- _Task prompt_: Images are excluded; otherwise, output every record exactly.

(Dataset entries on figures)
%%
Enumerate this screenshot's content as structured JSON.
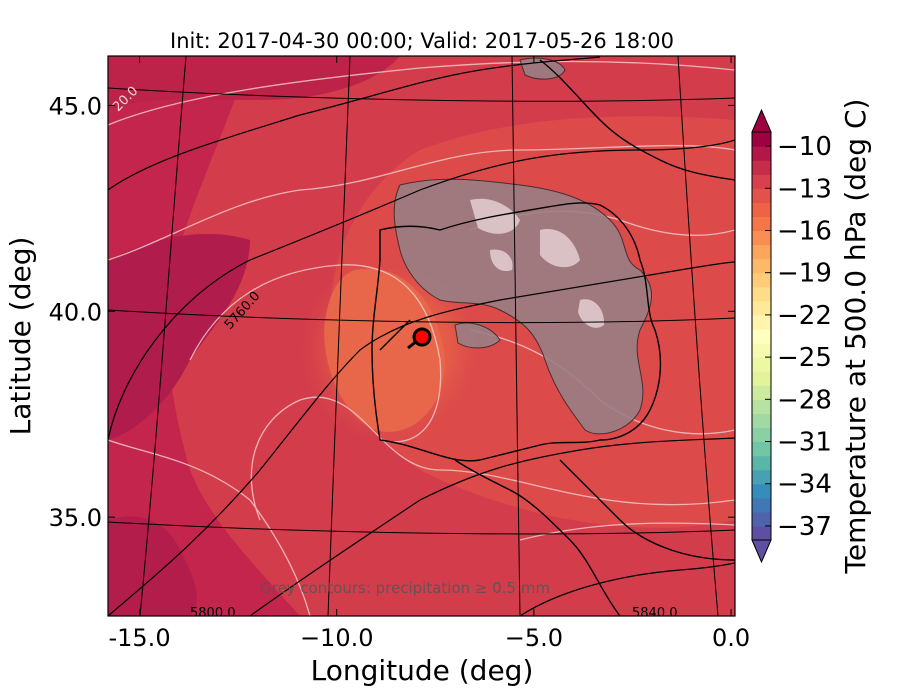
{
  "chart_data": {
    "type": "heatmap",
    "title": "Init: 2017-04-30 00:00; Valid: 2017-05-26 18:00",
    "xlabel": "Longitude (deg)",
    "ylabel": "Latitude (deg)",
    "xlim": [
      -15.8,
      0.1
    ],
    "ylim": [
      32.6,
      46.2
    ],
    "x_ticks": [
      -15.0,
      -10.0,
      -5.0,
      0.0
    ],
    "x_tick_labels": [
      "-15.0",
      "−10.0",
      "−5.0",
      "0.0"
    ],
    "y_ticks": [
      35.0,
      40.0,
      45.0
    ],
    "y_tick_labels": [
      "35.0",
      "40.0",
      "45.0"
    ],
    "colorbar": {
      "label": "Temperature at 500.0 hPa (deg C)",
      "ticks": [
        -10,
        -13,
        -16,
        -19,
        -22,
        -25,
        -28,
        -31,
        -34,
        -37
      ],
      "tick_labels": [
        "−10",
        "−13",
        "−16",
        "−19",
        "−22",
        "−25",
        "−28",
        "−31",
        "−34",
        "−37"
      ],
      "min": -38,
      "max": -9,
      "extend": "both",
      "colormap": "Spectral_r"
    },
    "temperature_contour_labels": [
      "20.0"
    ],
    "height_contour_labels": [
      "5760.0",
      "5800.0",
      "5840.0"
    ],
    "annotation": "Grey contours: precipitation ≥ 0.5 mm",
    "marker": {
      "lon": -7.6,
      "lat": 39.3,
      "color": "#ff0000"
    },
    "grid": true
  }
}
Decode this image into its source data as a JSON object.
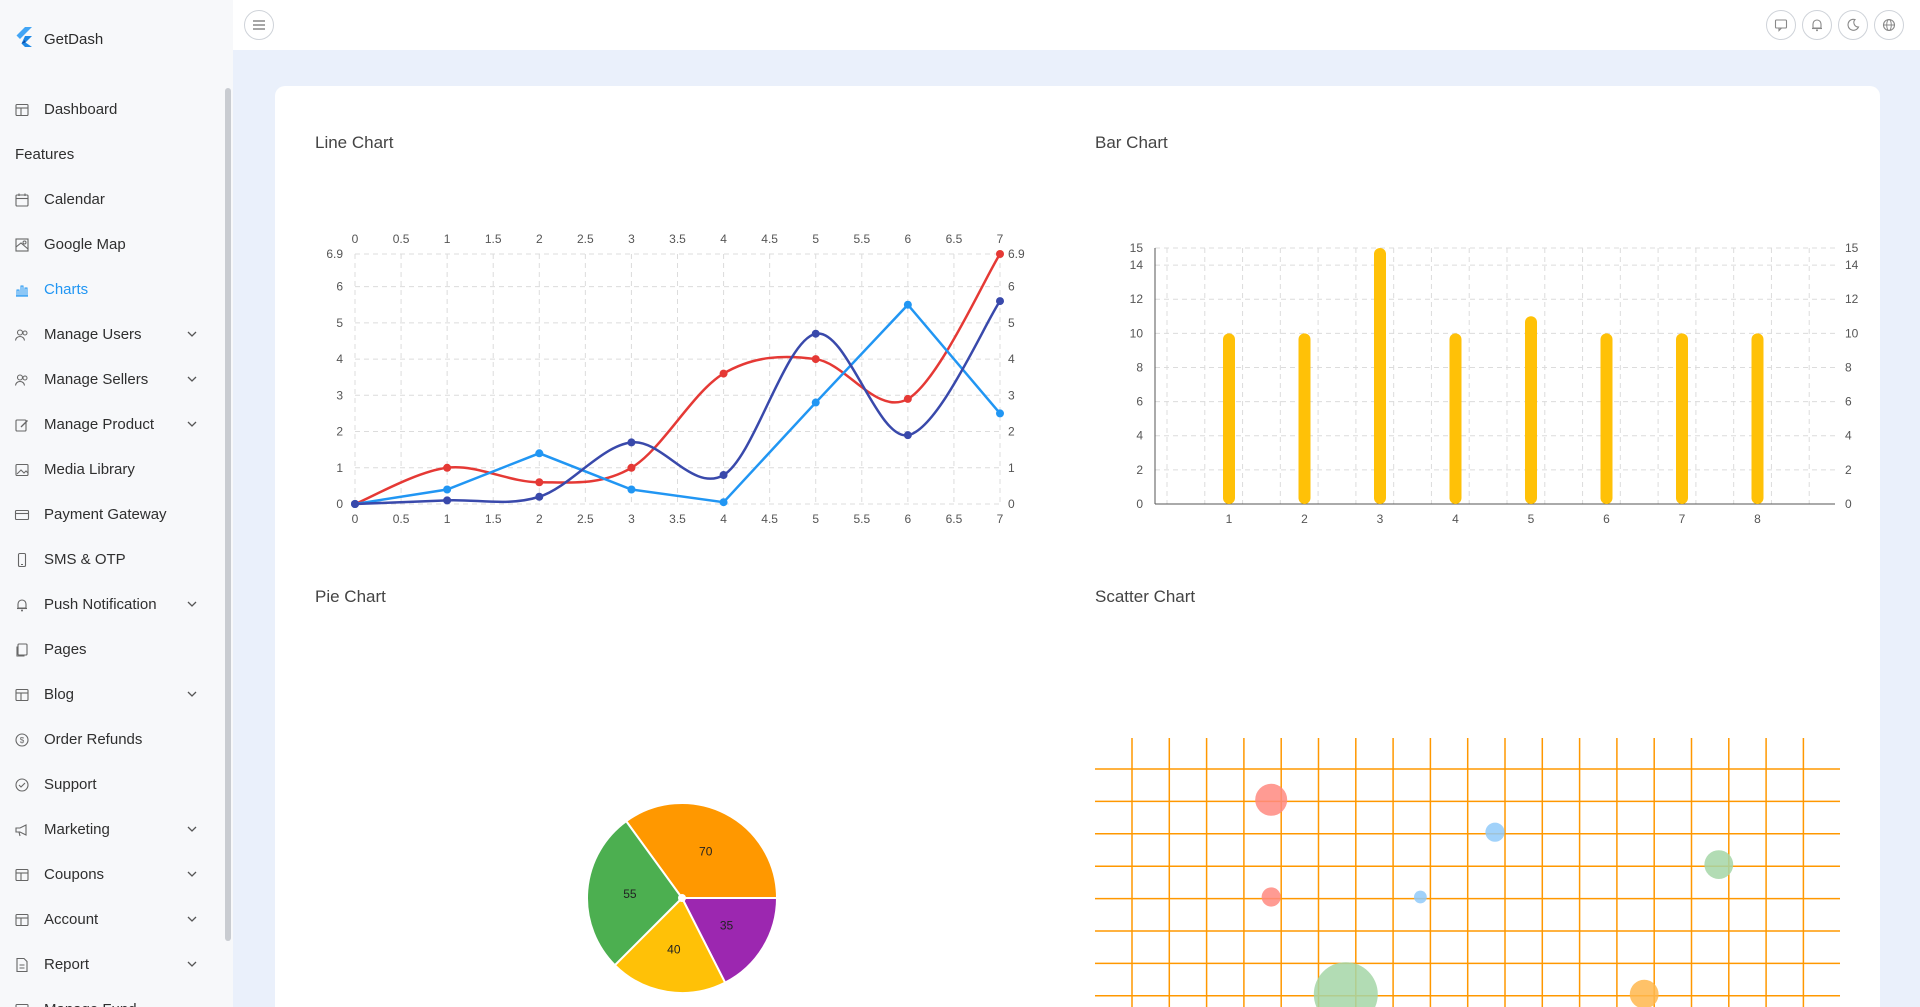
{
  "brand": {
    "name": "GetDash",
    "logo_icon": "flutter-logo-icon"
  },
  "sidebar": {
    "items": [
      {
        "label": "Dashboard",
        "icon": "dashboard-icon",
        "expandable": false,
        "active": false
      },
      {
        "section": "Features"
      },
      {
        "label": "Calendar",
        "icon": "calendar-icon",
        "expandable": false,
        "active": false
      },
      {
        "label": "Google Map",
        "icon": "map-icon",
        "expandable": false,
        "active": false
      },
      {
        "label": "Charts",
        "icon": "chart-icon",
        "expandable": false,
        "active": true
      },
      {
        "label": "Manage Users",
        "icon": "users-icon",
        "expandable": true,
        "active": false
      },
      {
        "label": "Manage Sellers",
        "icon": "sellers-icon",
        "expandable": true,
        "active": false
      },
      {
        "label": "Manage Product",
        "icon": "product-edit-icon",
        "expandable": true,
        "active": false
      },
      {
        "label": "Media Library",
        "icon": "image-icon",
        "expandable": false,
        "active": false
      },
      {
        "label": "Payment Gateway",
        "icon": "credit-card-icon",
        "expandable": false,
        "active": false
      },
      {
        "label": "SMS & OTP",
        "icon": "phone-icon",
        "expandable": false,
        "active": false
      },
      {
        "label": "Push Notification",
        "icon": "bell-icon",
        "expandable": true,
        "active": false
      },
      {
        "label": "Pages",
        "icon": "pages-icon",
        "expandable": false,
        "active": false
      },
      {
        "label": "Blog",
        "icon": "blog-icon",
        "expandable": true,
        "active": false
      },
      {
        "label": "Order Refunds",
        "icon": "dollar-icon",
        "expandable": false,
        "active": false
      },
      {
        "label": "Support",
        "icon": "support-icon",
        "expandable": false,
        "active": false
      },
      {
        "label": "Marketing",
        "icon": "megaphone-icon",
        "expandable": true,
        "active": false
      },
      {
        "label": "Coupons",
        "icon": "coupon-icon",
        "expandable": true,
        "active": false
      },
      {
        "label": "Account",
        "icon": "account-icon",
        "expandable": true,
        "active": false
      },
      {
        "label": "Report",
        "icon": "report-icon",
        "expandable": true,
        "active": false
      },
      {
        "label": "Manage Fund",
        "icon": "fund-icon",
        "expandable": false,
        "active": false
      }
    ]
  },
  "topbar": {
    "menu_icon": "menu-icon",
    "actions": [
      "message-icon",
      "bell-icon",
      "moon-icon",
      "globe-icon"
    ]
  },
  "colors": {
    "accent": "#2196f3",
    "line_red": "#e53935",
    "line_blue": "#2196f3",
    "line_indigo": "#3949ab",
    "bar": "#ffc107",
    "pie": [
      "#ff9800",
      "#4caf50",
      "#ffc107",
      "#9c27b0"
    ],
    "scatter_grid": "#ff9800"
  },
  "titles": {
    "line": "Line Chart",
    "bar": "Bar Chart",
    "pie": "Pie Chart",
    "scatter": "Scatter Chart"
  },
  "chart_data": [
    {
      "type": "line",
      "title": "Line Chart",
      "x": [
        0,
        1,
        2,
        3,
        4,
        5,
        6,
        7
      ],
      "xlim": [
        0,
        7
      ],
      "ylim": [
        0,
        6.9
      ],
      "x_ticks": [
        "0",
        "0.5",
        "1",
        "1.5",
        "2",
        "2.5",
        "3",
        "3.5",
        "4",
        "4.5",
        "5",
        "5.5",
        "6",
        "6.5",
        "7"
      ],
      "y_ticks": [
        "0",
        "1",
        "2",
        "3",
        "4",
        "5",
        "6",
        "6.9"
      ],
      "grid": true,
      "series": [
        {
          "color": "#e53935",
          "values": [
            0,
            1,
            0.6,
            1,
            3.6,
            4,
            2.9,
            6.9
          ]
        },
        {
          "color": "#2196f3",
          "values": [
            0,
            0.4,
            1.4,
            0.4,
            0.05,
            2.8,
            5.5,
            2.5
          ]
        },
        {
          "color": "#3949ab",
          "values": [
            0,
            0.1,
            0.2,
            1.7,
            0.8,
            4.7,
            1.9,
            5.6
          ]
        }
      ]
    },
    {
      "type": "bar",
      "title": "Bar Chart",
      "categories": [
        "1",
        "2",
        "3",
        "4",
        "5",
        "6",
        "7",
        "8"
      ],
      "values": [
        10,
        10,
        15,
        10,
        11,
        10,
        10,
        10
      ],
      "ylim": [
        0,
        15
      ],
      "y_ticks": [
        "0",
        "2",
        "4",
        "6",
        "8",
        "10",
        "12",
        "14",
        "15"
      ],
      "grid": true
    },
    {
      "type": "pie",
      "title": "Pie Chart",
      "values": [
        70,
        35,
        40,
        55
      ],
      "colors": [
        "#ff9800",
        "#9c27b0",
        "#ffc107",
        "#4caf50"
      ]
    },
    {
      "type": "scatter",
      "title": "Scatter Chart",
      "xlim": [
        0,
        20
      ],
      "ylim": [
        0,
        10
      ],
      "grid": true,
      "points": [
        {
          "x": 4,
          "y": 8,
          "size": 10,
          "color": "#ff8a80"
        },
        {
          "x": 10,
          "y": 7,
          "size": 6,
          "color": "#90caf9"
        },
        {
          "x": 16,
          "y": 6,
          "size": 9,
          "color": "#a5d6a7"
        },
        {
          "x": 4,
          "y": 5,
          "size": 6,
          "color": "#ff8a80"
        },
        {
          "x": 8,
          "y": 5,
          "size": 4,
          "color": "#90caf9"
        },
        {
          "x": 6,
          "y": 2,
          "size": 20,
          "color": "#a5d6a7"
        },
        {
          "x": 14,
          "y": 2,
          "size": 9,
          "color": "#ffb74d"
        }
      ]
    }
  ]
}
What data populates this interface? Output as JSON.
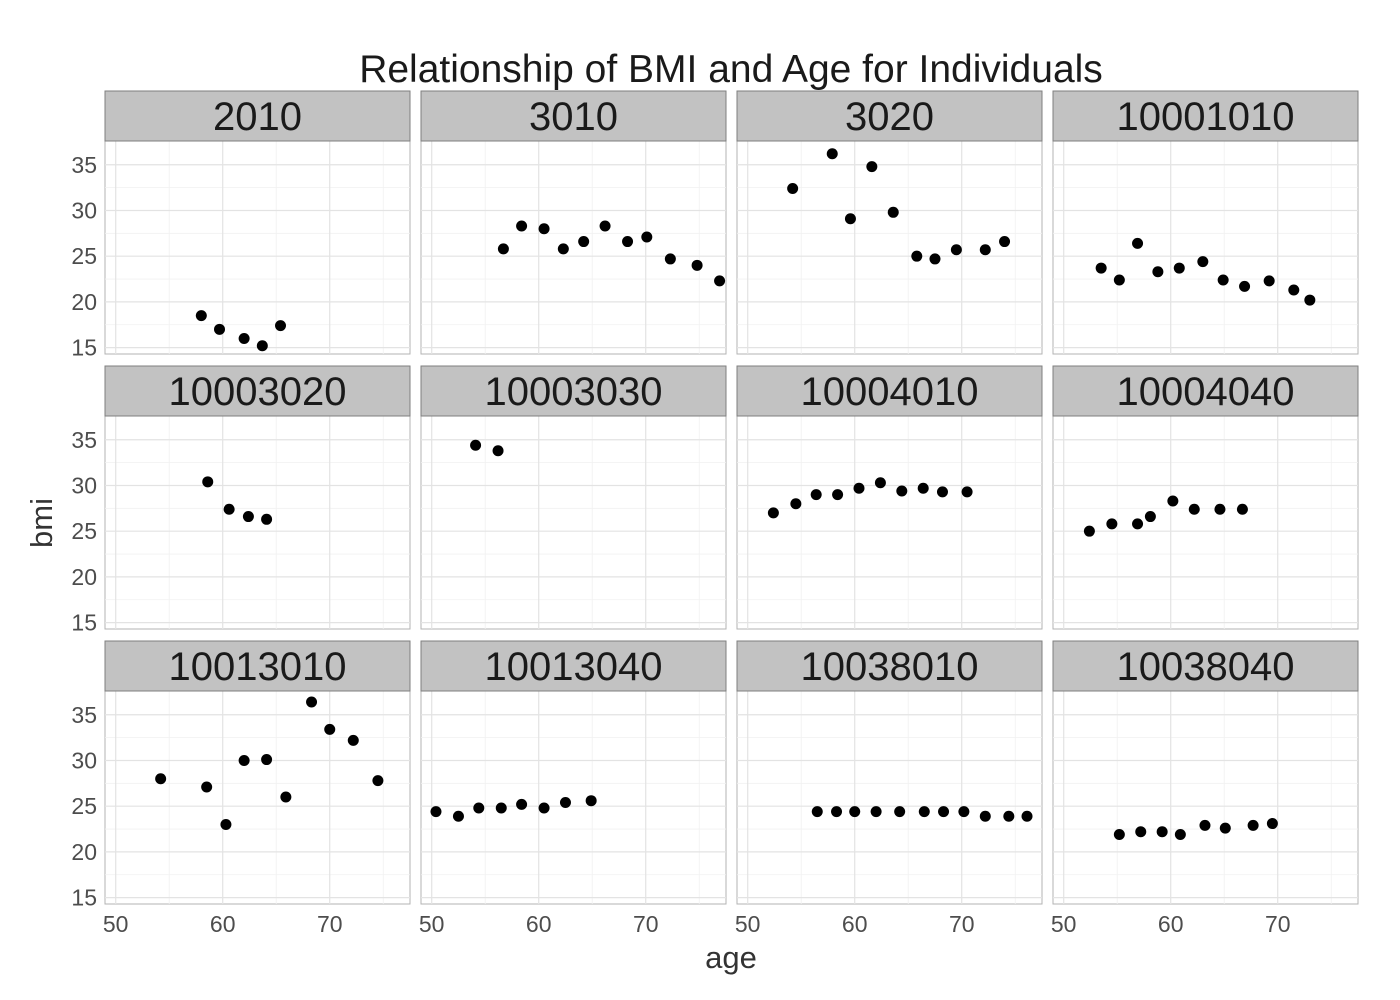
%%
- _Result of this exercise_:
Enumerate this screenshot's content as structured JSON.
{
  "chart_data": {
    "type": "heatmap",
    "title": "Init: 2017-04-30 00:00; Valid: 2017-05-26 18:00",
    "xlabel": "Longitude (deg)",
    "ylabel": "Latitude (deg)",
    "xlim": [
      -15.8,
      0.1
    ],
    "ylim": [
      32.6,
      46.2
    ],
    "x_ticks": [
      -15.0,
      -10.0,
      -5.0,
      0.0
    ],
    "x_tick_labels": [
      "-15.0",
      "−10.0",
      "−5.0",
      "0.0"
    ],
    "y_ticks": [
      35.0,
      40.0,
      45.0
    ],
    "y_tick_labels": [
      "35.0",
      "40.0",
      "45.0"
    ],
    "colorbar": {
      "label": "Temperature at 500.0 hPa (deg C)",
      "ticks": [
        -10,
        -13,
        -16,
        -19,
        -22,
        -25,
        -28,
        -31,
        -34,
        -37
      ],
      "tick_labels": [
        "−10",
        "−13",
        "−16",
        "−19",
        "−22",
        "−25",
        "−28",
        "−31",
        "−34",
        "−37"
      ],
      "min": -38,
      "max": -9,
      "extend": "both",
      "colormap": "Spectral_r"
    },
    "temperature_contour_labels": [
      "20.0"
    ],
    "height_contour_labels": [
      "5760.0",
      "5800.0",
      "5840.0"
    ],
    "annotation": "Grey contours: precipitation ≥ 0.5 mm",
    "marker": {
      "lon": -7.6,
      "lat": 39.3,
      "color": "#ff0000"
    },
    "grid": true
  }
}
Decode this image into its source data as a JSON object.
{
  "brand": {
    "name": "GetDash",
    "logo_icon": "flutter-logo-icon"
  },
  "sidebar": {
    "items": [
      {
        "label": "Dashboard",
        "icon": "dashboard-icon",
        "expandable": false,
        "active": false
      },
      {
        "section": "Features"
      },
      {
        "label": "Calendar",
        "icon": "calendar-icon",
        "expandable": false,
        "active": false
      },
      {
        "label": "Google Map",
        "icon": "map-icon",
        "expandable": false,
        "active": false
      },
      {
        "label": "Charts",
        "icon": "chart-icon",
        "expandable": false,
        "active": true
      },
      {
        "label": "Manage Users",
        "icon": "users-icon",
        "expandable": true,
        "active": false
      },
      {
        "label": "Manage Sellers",
        "icon": "sellers-icon",
        "expandable": true,
        "active": false
      },
      {
        "label": "Manage Product",
        "icon": "product-edit-icon",
        "expandable": true,
        "active": false
      },
      {
        "label": "Media Library",
        "icon": "image-icon",
        "expandable": false,
        "active": false
      },
      {
        "label": "Payment Gateway",
        "icon": "credit-card-icon",
        "expandable": false,
        "active": false
      },
      {
        "label": "SMS & OTP",
        "icon": "phone-icon",
        "expandable": false,
        "active": false
      },
      {
        "label": "Push Notification",
        "icon": "bell-icon",
        "expandable": true,
        "active": false
      },
      {
        "label": "Pages",
        "icon": "pages-icon",
        "expandable": false,
        "active": false
      },
      {
        "label": "Blog",
        "icon": "blog-icon",
        "expandable": true,
        "active": false
      },
      {
        "label": "Order Refunds",
        "icon": "dollar-icon",
        "expandable": false,
        "active": false
      },
      {
        "label": "Support",
        "icon": "support-icon",
        "expandable": false,
        "active": false
      },
      {
        "label": "Marketing",
        "icon": "megaphone-icon",
        "expandable": true,
        "active": false
      },
      {
        "label": "Coupons",
        "icon": "coupon-icon",
        "expandable": true,
        "active": false
      },
      {
        "label": "Account",
        "icon": "account-icon",
        "expandable": true,
        "active": false
      },
      {
        "label": "Report",
        "icon": "report-icon",
        "expandable": true,
        "active": false
      },
      {
        "label": "Manage Fund",
        "icon": "fund-icon",
        "expandable": false,
        "active": false
      }
    ]
  },
  "topbar": {
    "menu_icon": "menu-icon",
    "actions": [
      "message-icon",
      "bell-icon",
      "moon-icon",
      "globe-icon"
    ]
  },
  "colors": {
    "accent": "#2196f3",
    "line_red": "#e53935",
    "line_blue": "#2196f3",
    "line_indigo": "#3949ab",
    "bar": "#ffc107",
    "pie": [
      "#ff9800",
      "#4caf50",
      "#ffc107",
      "#9c27b0"
    ],
    "scatter_grid": "#ff9800"
  },
  "titles": {
    "line": "Line Chart",
    "bar": "Bar Chart",
    "pie": "Pie Chart",
    "scatter": "Scatter Chart"
  },
  "chart_data": [
    {
      "type": "line",
      "title": "Line Chart",
      "x": [
        0,
        1,
        2,
        3,
        4,
        5,
        6,
        7
      ],
      "xlim": [
        0,
        7
      ],
      "ylim": [
        0,
        6.9
      ],
      "x_ticks": [
        "0",
        "0.5",
        "1",
        "1.5",
        "2",
        "2.5",
        "3",
        "3.5",
        "4",
        "4.5",
        "5",
        "5.5",
        "6",
        "6.5",
        "7"
      ],
      "y_ticks": [
        "0",
        "1",
        "2",
        "3",
        "4",
        "5",
        "6",
        "6.9"
      ],
      "grid": true,
      "series": [
        {
          "color": "#e53935",
          "values": [
            0,
            1,
            0.6,
            1,
            3.6,
            4,
            2.9,
            6.9
          ]
        },
        {
          "color": "#2196f3",
          "values": [
            0,
            0.4,
            1.4,
            0.4,
            0.05,
            2.8,
            5.5,
            2.5
          ]
        },
        {
          "color": "#3949ab",
          "values": [
            0,
            0.1,
            0.2,
            1.7,
            0.8,
            4.7,
            1.9,
            5.6
          ]
        }
      ]
    },
    {
      "type": "bar",
      "title": "Bar Chart",
      "categories": [
        "1",
        "2",
        "3",
        "4",
        "5",
        "6",
        "7",
        "8"
      ],
      "values": [
        10,
        10,
        15,
        10,
        11,
        10,
        10,
        10
      ],
      "ylim": [
        0,
        15
      ],
      "y_ticks": [
        "0",
        "2",
        "4",
        "6",
        "8",
        "10",
        "12",
        "14",
        "15"
      ],
      "grid": true
    },
    {
      "type": "pie",
      "title": "Pie Chart",
      "values": [
        70,
        35,
        40,
        55
      ],
      "colors": [
        "#ff9800",
        "#9c27b0",
        "#ffc107",
        "#4caf50"
      ]
    },
    {
      "type": "scatter",
      "title": "Scatter Chart",
      "xlim": [
        0,
        20
      ],
      "ylim": [
        0,
        10
      ],
      "grid": true,
      "points": [
        {
          "x": 4,
          "y": 8,
          "size": 10,
          "color": "#ff8a80"
        },
        {
          "x": 10,
          "y": 7,
          "size": 6,
          "color": "#90caf9"
        },
        {
          "x": 16,
          "y": 6,
          "size": 9,
          "color": "#a5d6a7"
        },
        {
          "x": 4,
          "y": 5,
          "size": 6,
          "color": "#ff8a80"
        },
        {
          "x": 8,
          "y": 5,
          "size": 4,
          "color": "#90caf9"
        },
        {
          "x": 6,
          "y": 2,
          "size": 20,
          "color": "#a5d6a7"
        },
        {
          "x": 14,
          "y": 2,
          "size": 9,
          "color": "#ffb74d"
        }
      ]
    }
  ]
}
What data populates this interface? Output as JSON.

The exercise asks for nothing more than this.